§ **TASK DETAILS**
Filter for the word "dense" and keep each matching line.

(Part of a data file)
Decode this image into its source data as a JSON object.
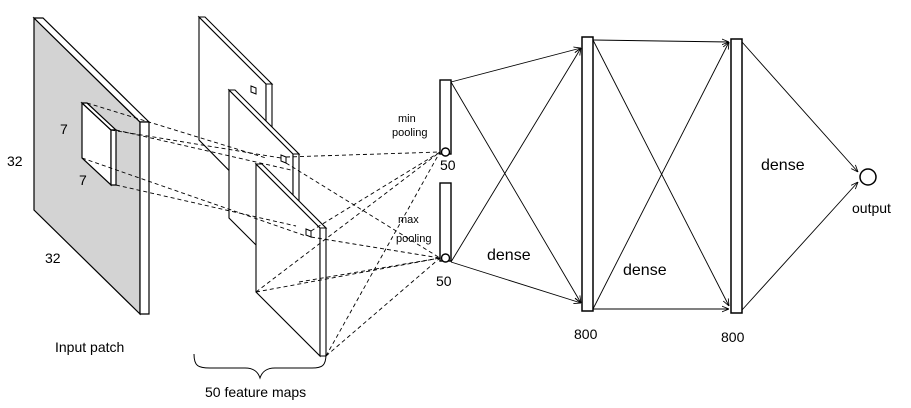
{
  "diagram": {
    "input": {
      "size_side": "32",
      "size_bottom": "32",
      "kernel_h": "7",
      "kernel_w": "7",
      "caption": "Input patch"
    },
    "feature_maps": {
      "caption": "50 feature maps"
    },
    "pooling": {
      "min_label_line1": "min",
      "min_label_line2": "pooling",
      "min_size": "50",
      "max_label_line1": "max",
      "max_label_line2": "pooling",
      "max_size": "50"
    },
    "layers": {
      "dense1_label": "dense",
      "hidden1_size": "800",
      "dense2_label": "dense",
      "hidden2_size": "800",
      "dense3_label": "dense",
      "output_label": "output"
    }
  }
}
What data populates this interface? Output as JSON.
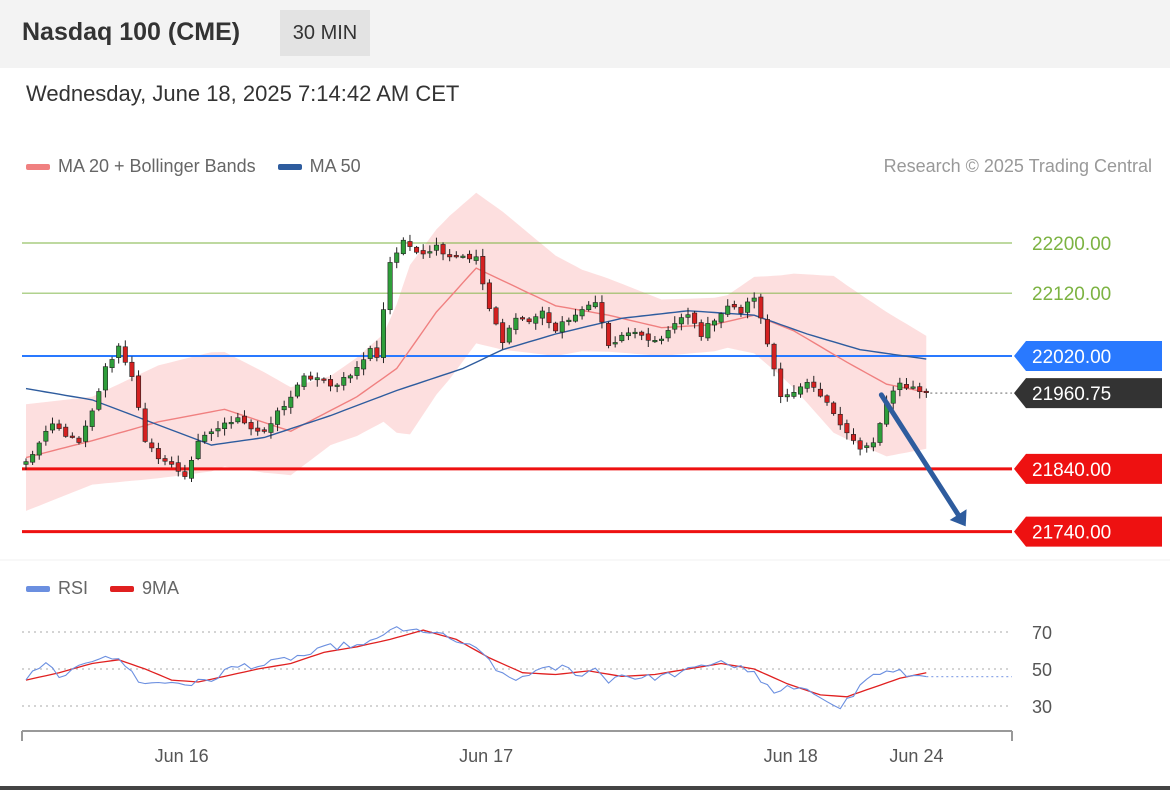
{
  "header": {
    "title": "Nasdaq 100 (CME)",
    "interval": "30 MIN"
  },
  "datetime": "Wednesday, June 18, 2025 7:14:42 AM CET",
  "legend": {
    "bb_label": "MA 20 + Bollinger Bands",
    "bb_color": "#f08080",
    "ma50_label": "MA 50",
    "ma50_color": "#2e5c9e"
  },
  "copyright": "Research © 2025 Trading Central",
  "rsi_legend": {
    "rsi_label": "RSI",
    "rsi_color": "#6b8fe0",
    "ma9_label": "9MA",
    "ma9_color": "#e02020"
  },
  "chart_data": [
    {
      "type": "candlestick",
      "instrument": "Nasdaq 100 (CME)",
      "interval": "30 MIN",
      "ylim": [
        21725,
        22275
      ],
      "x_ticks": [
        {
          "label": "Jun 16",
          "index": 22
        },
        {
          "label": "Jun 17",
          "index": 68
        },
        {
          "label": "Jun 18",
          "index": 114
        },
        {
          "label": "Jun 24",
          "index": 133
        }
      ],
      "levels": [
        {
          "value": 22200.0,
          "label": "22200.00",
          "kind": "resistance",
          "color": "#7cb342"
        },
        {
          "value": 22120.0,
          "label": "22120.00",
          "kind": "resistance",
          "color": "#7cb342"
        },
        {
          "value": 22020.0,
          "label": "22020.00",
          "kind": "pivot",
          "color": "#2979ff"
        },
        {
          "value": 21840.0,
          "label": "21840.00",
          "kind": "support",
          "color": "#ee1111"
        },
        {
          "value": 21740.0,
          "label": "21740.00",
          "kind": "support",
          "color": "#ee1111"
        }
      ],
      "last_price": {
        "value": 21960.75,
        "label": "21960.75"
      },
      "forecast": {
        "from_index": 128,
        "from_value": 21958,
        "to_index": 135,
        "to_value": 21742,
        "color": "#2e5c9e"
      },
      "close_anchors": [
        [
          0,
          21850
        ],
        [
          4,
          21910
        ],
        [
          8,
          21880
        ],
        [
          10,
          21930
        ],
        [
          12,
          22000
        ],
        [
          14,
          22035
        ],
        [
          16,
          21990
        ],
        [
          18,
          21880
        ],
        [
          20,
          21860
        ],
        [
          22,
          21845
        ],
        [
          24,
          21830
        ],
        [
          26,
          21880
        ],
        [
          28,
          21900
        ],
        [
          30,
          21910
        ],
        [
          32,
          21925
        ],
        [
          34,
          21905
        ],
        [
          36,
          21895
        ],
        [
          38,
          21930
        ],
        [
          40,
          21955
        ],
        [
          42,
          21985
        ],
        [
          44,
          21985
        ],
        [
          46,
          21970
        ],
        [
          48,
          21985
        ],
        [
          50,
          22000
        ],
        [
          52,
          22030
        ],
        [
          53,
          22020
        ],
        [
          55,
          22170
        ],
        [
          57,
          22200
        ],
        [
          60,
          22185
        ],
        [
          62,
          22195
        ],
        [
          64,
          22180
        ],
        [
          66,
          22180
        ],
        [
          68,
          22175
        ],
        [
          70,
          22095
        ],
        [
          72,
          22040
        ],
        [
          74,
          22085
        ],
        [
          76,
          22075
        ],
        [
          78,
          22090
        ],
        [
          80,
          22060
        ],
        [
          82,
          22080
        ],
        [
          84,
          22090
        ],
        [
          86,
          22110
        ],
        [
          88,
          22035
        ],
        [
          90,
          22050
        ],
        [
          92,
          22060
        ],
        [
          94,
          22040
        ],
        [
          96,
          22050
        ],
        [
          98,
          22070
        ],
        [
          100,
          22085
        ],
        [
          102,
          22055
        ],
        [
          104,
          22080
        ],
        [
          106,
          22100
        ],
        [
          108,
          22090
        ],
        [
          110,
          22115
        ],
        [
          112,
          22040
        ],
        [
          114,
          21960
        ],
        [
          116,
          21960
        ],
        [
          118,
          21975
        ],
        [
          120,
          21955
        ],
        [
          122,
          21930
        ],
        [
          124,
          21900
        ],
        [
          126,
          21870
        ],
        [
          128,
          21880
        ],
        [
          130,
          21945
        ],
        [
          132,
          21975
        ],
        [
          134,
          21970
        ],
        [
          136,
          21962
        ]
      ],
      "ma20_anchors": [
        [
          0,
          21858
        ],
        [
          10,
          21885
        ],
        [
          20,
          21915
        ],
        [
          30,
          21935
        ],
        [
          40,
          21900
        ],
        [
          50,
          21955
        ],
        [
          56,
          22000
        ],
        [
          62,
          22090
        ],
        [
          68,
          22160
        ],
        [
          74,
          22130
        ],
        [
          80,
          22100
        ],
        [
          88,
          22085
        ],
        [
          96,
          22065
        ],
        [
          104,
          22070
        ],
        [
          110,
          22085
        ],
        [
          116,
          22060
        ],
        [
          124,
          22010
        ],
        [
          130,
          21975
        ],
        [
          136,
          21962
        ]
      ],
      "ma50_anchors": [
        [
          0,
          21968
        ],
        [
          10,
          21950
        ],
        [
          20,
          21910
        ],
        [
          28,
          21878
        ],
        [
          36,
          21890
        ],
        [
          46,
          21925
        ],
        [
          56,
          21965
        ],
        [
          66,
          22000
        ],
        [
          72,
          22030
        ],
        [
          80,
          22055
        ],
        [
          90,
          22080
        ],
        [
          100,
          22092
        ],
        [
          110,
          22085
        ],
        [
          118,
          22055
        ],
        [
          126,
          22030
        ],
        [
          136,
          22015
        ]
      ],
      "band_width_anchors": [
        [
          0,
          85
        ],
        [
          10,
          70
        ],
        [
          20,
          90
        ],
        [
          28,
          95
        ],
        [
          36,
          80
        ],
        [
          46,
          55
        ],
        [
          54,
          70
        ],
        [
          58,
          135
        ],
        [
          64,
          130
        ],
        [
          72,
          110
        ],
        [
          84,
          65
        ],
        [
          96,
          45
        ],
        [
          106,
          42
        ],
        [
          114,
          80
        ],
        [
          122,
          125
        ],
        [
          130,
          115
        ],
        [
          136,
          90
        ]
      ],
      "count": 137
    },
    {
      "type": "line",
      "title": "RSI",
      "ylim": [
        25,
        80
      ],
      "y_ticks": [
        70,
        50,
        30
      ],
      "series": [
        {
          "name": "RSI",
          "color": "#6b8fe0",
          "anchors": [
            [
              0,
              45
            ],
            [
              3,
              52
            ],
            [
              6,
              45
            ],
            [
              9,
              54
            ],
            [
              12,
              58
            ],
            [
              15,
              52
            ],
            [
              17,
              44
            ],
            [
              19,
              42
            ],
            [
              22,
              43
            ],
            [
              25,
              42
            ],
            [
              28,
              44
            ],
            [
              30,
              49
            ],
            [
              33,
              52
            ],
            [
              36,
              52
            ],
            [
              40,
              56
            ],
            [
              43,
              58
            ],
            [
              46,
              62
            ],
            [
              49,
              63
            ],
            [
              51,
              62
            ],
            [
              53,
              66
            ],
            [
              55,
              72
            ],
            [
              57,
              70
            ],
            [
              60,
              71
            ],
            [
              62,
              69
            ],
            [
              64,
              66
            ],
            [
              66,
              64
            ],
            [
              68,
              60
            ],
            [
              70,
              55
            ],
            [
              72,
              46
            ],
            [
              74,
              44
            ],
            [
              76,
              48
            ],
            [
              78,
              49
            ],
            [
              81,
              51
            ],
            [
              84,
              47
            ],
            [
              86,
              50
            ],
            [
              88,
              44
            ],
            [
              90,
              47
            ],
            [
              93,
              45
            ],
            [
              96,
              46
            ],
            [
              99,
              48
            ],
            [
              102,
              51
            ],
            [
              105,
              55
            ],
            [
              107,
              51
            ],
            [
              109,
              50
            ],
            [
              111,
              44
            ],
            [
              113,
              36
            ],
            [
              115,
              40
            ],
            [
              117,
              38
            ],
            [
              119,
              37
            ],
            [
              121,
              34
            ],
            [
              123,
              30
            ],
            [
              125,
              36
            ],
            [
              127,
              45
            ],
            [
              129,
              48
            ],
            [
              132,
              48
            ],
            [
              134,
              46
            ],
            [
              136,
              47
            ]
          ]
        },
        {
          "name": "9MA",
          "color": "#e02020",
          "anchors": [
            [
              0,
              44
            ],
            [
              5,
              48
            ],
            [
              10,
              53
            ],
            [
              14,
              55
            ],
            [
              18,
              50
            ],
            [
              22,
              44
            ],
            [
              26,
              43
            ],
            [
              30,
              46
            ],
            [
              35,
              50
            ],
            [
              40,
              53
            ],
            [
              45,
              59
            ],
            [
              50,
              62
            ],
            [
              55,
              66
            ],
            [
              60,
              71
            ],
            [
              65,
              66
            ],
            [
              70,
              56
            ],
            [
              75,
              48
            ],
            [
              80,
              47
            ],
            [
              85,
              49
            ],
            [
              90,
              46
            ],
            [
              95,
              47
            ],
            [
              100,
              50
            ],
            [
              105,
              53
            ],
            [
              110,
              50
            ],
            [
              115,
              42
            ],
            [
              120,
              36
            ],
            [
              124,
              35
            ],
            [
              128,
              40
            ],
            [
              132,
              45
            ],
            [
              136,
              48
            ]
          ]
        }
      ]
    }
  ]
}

§ **FINAL RESULT**
      "dense1_label": "dense",
      "dense2_label": "dense",
      "dense3_label": "dense",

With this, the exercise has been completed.